## Written request
Spot every line with the word "icon" and return it.

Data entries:
◆ ◆ ◆

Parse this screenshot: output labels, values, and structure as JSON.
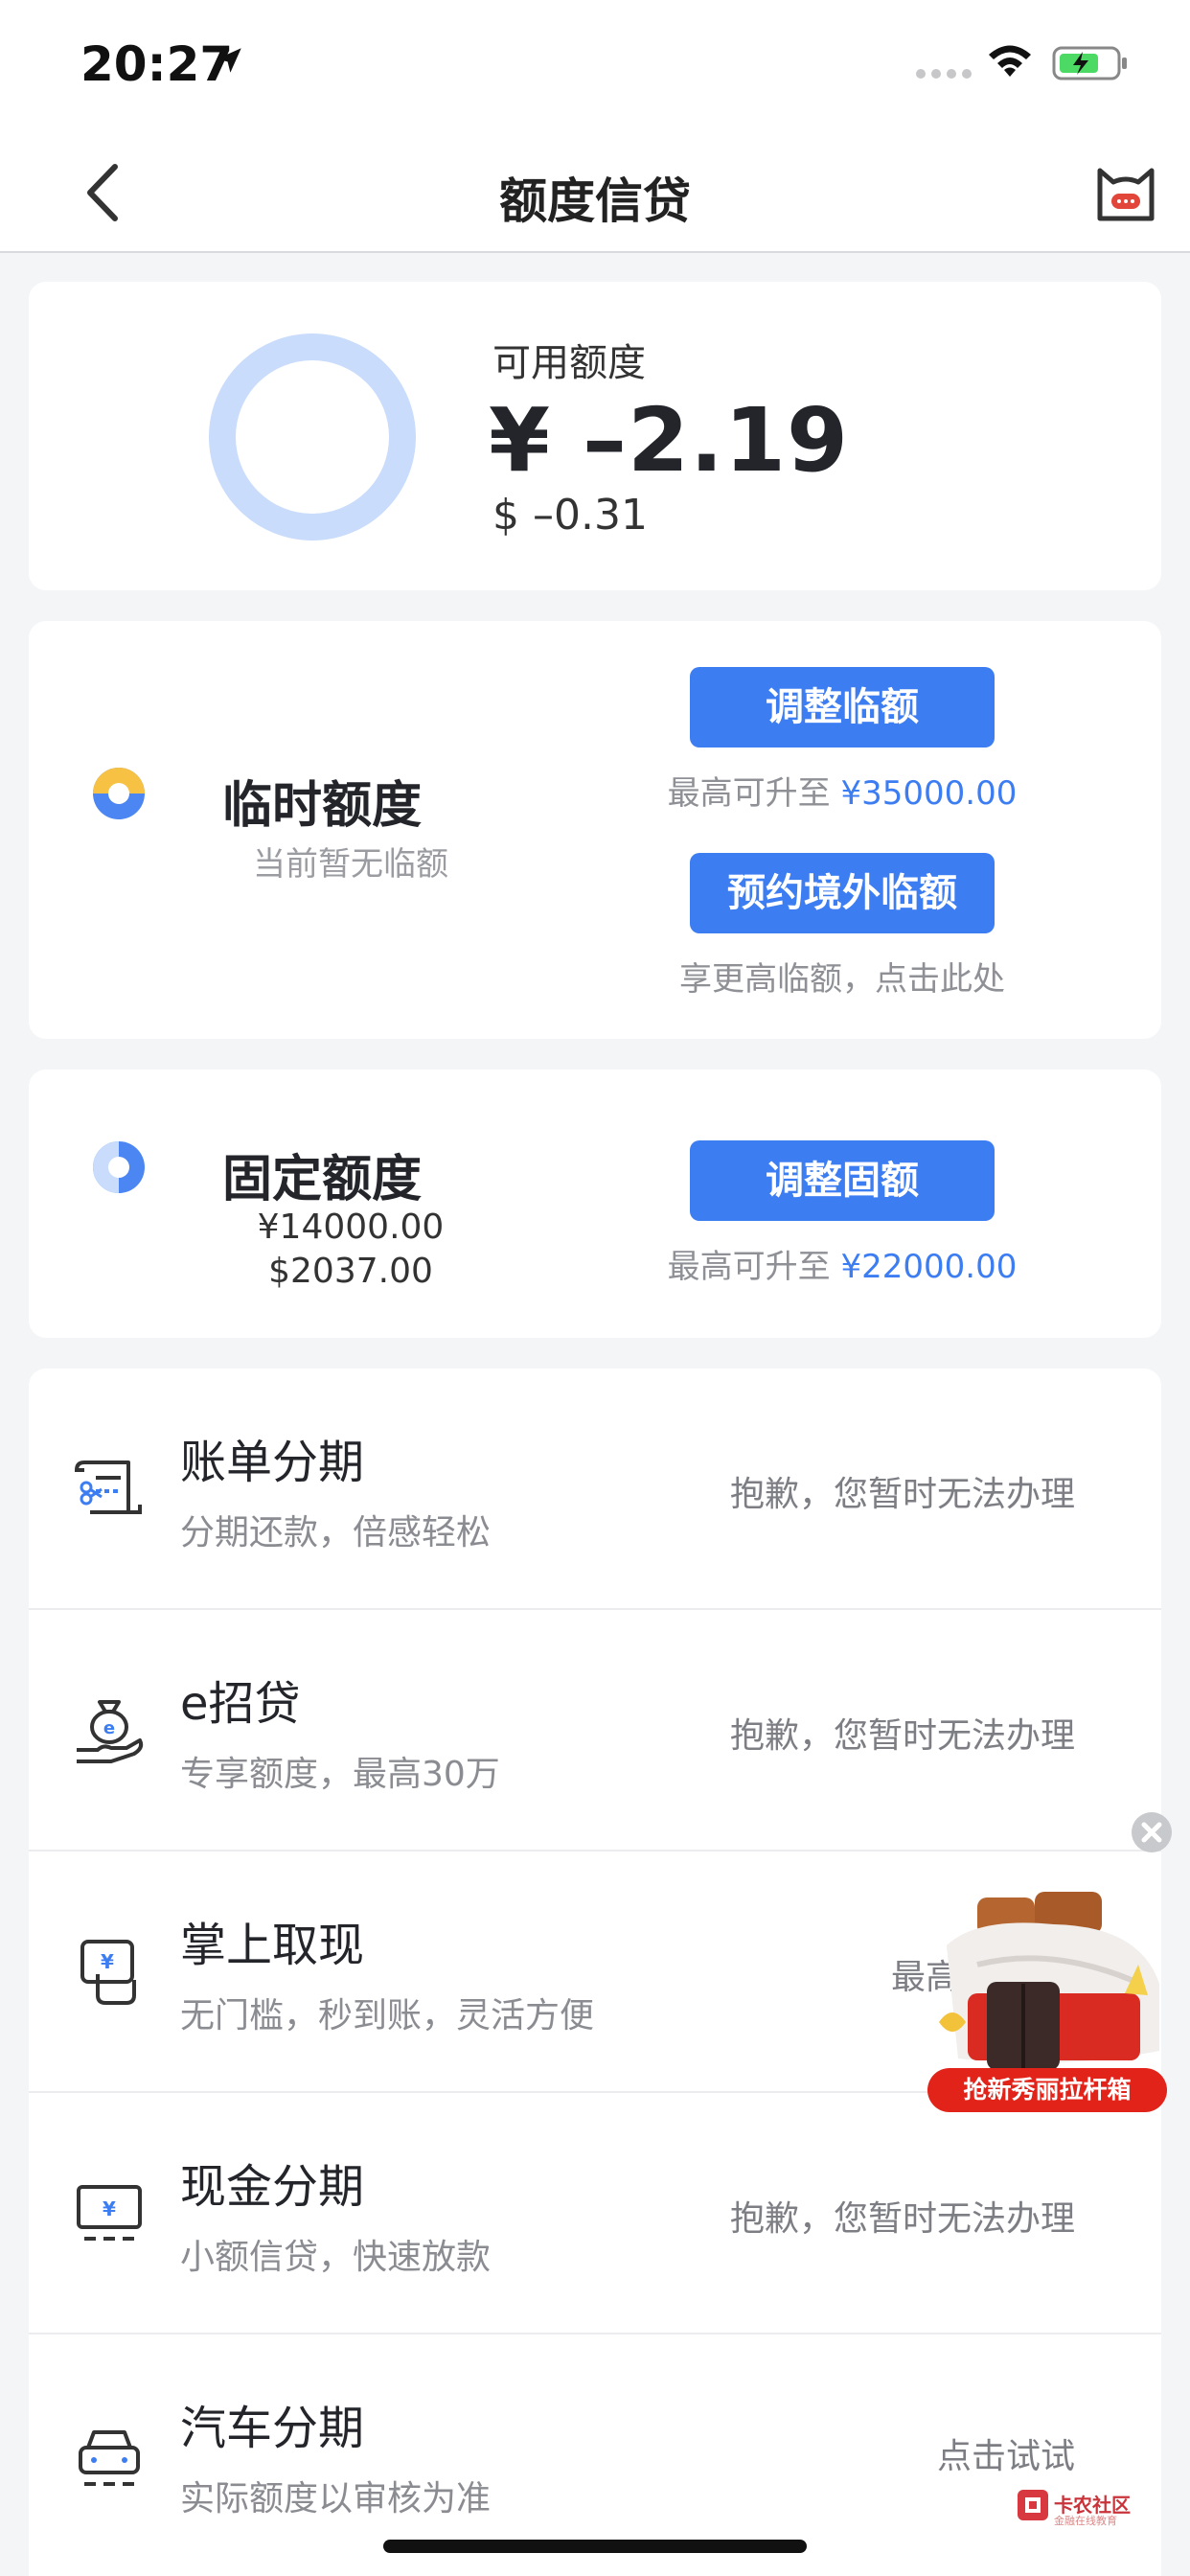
{
  "status_bar": {
    "time": "20:27"
  },
  "nav": {
    "title": "额度信贷"
  },
  "balance": {
    "label": "可用额度",
    "cny": "¥ –2.19",
    "usd": "$ –0.31"
  },
  "temp_limit": {
    "title": "临时额度",
    "subtitle": "当前暂无临额",
    "adjust_button": "调整临额",
    "adjust_hint_prefix": "最高可升至 ",
    "adjust_hint_value": "¥35000.00",
    "overseas_button": "预约境外临额",
    "overseas_hint": "享更高临额，点击此处"
  },
  "fixed_limit": {
    "title": "固定额度",
    "cny": "¥14000.00",
    "usd": "$2037.00",
    "adjust_button": "调整固额",
    "adjust_hint_prefix": "最高可升至 ",
    "adjust_hint_value": "¥22000.00"
  },
  "services": [
    {
      "title": "账单分期",
      "subtitle": "分期还款，倍感轻松",
      "status": "抱歉，您暂时无法办理",
      "icon": "bill-installment-icon"
    },
    {
      "title": "e招贷",
      "subtitle": "专享额度，最高30万",
      "status": "抱歉，您暂时无法办理",
      "icon": "money-bag-icon"
    },
    {
      "title": "掌上取现",
      "subtitle": "无门槛，秒到账，灵活方便",
      "status": "最高",
      "icon": "cash-withdraw-icon"
    },
    {
      "title": "现金分期",
      "subtitle": "小额信贷，快速放款",
      "status": "抱歉，您暂时无法办理",
      "icon": "cash-installment-icon"
    },
    {
      "title": "汽车分期",
      "subtitle": "实际额度以审核为准",
      "status": "点击试试",
      "icon": "car-icon"
    }
  ],
  "ad": {
    "banner": "抢新秀丽拉杆箱"
  },
  "watermark": {
    "text": "卡农社区",
    "sub": "金融在线教育"
  },
  "colors": {
    "accent": "#3d7df2",
    "ring": "#c9dcfb",
    "ad_red": "#e2231a"
  }
}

◆ ◆ ◆

## Complete answer
      "icon": "bill-installment-icon"
      "icon": "money-bag-icon"
      "icon": "cash-withdraw-icon"
      "icon": "cash-installment-icon"
      "icon": "car-icon"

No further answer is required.